>> Begin
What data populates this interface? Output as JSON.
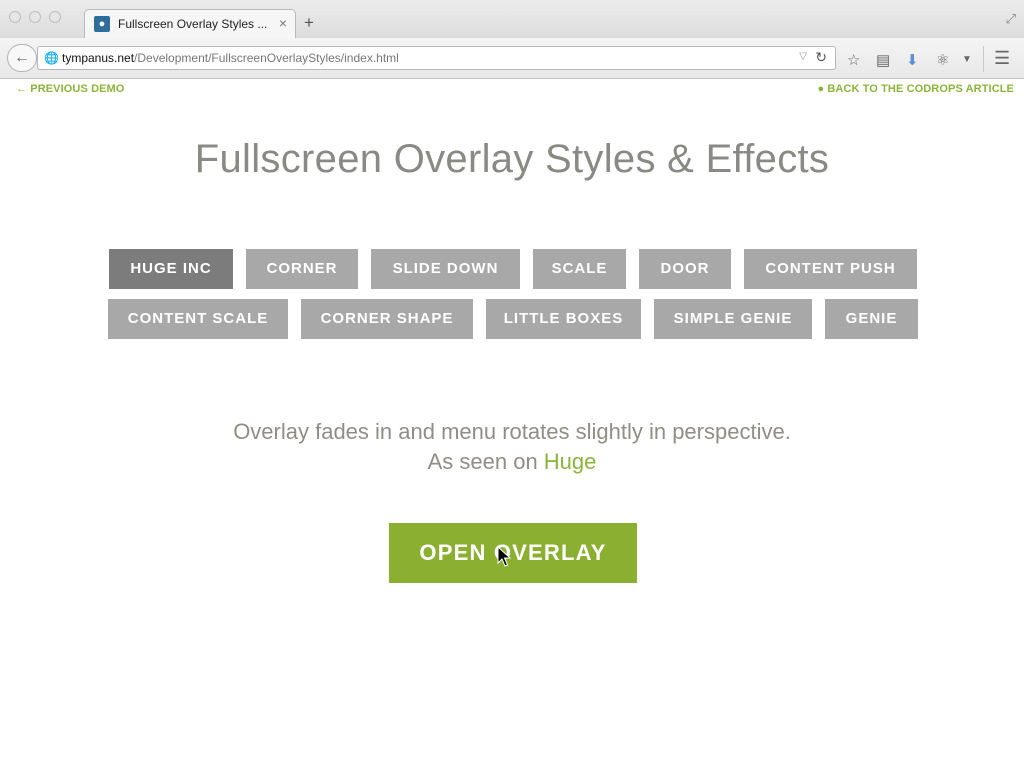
{
  "browser": {
    "tab_title": "Fullscreen Overlay Styles ...",
    "tab_close": "×",
    "new_tab": "+",
    "url_host": "tympanus.net",
    "url_path": "/Development/FullscreenOverlayStyles/index.html"
  },
  "nav": {
    "previous_demo": "PREVIOUS DEMO",
    "back_to_article": "BACK TO THE CODROPS ARTICLE"
  },
  "page": {
    "title": "Fullscreen Overlay Styles & Effects",
    "description_line1": "Overlay fades in and menu rotates slightly in perspective.",
    "description_line2_prefix": "As seen on ",
    "description_link": "Huge",
    "open_button": "OPEN OVERLAY"
  },
  "effects": {
    "row1": [
      "HUGE INC",
      "CORNER",
      "SLIDE DOWN",
      "SCALE",
      "DOOR",
      "CONTENT PUSH"
    ],
    "row2": [
      "CONTENT SCALE",
      "CORNER SHAPE",
      "LITTLE BOXES",
      "SIMPLE GENIE",
      "GENIE"
    ],
    "active": "HUGE INC"
  },
  "colors": {
    "accent": "#8bb53a",
    "button": "#a8a8a8",
    "button_active": "#7c7c7c",
    "title": "#8a8a84"
  },
  "icons": {
    "previous": "arrow-left-icon",
    "article": "drop-icon",
    "cursor": "mouse-pointer-icon"
  }
}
>> End
**Exercise task**
Copy the listing in full and without alteration, omitting every picture.

**Result of this task**
What data populates this interface? Output as JSON.
{
  "browser": {
    "tab_title": "Fullscreen Overlay Styles ...",
    "tab_close": "×",
    "new_tab": "+",
    "url_host": "tympanus.net",
    "url_path": "/Development/FullscreenOverlayStyles/index.html"
  },
  "nav": {
    "previous_demo": "PREVIOUS DEMO",
    "back_to_article": "BACK TO THE CODROPS ARTICLE"
  },
  "page": {
    "title": "Fullscreen Overlay Styles & Effects",
    "description_line1": "Overlay fades in and menu rotates slightly in perspective.",
    "description_line2_prefix": "As seen on ",
    "description_link": "Huge",
    "open_button": "OPEN OVERLAY"
  },
  "effects": {
    "row1": [
      "HUGE INC",
      "CORNER",
      "SLIDE DOWN",
      "SCALE",
      "DOOR",
      "CONTENT PUSH"
    ],
    "row2": [
      "CONTENT SCALE",
      "CORNER SHAPE",
      "LITTLE BOXES",
      "SIMPLE GENIE",
      "GENIE"
    ],
    "active": "HUGE INC"
  },
  "colors": {
    "accent": "#8bb53a",
    "button": "#a8a8a8",
    "button_active": "#7c7c7c",
    "title": "#8a8a84"
  },
  "icons": {
    "previous": "arrow-left-icon",
    "article": "drop-icon",
    "cursor": "mouse-pointer-icon"
  }
}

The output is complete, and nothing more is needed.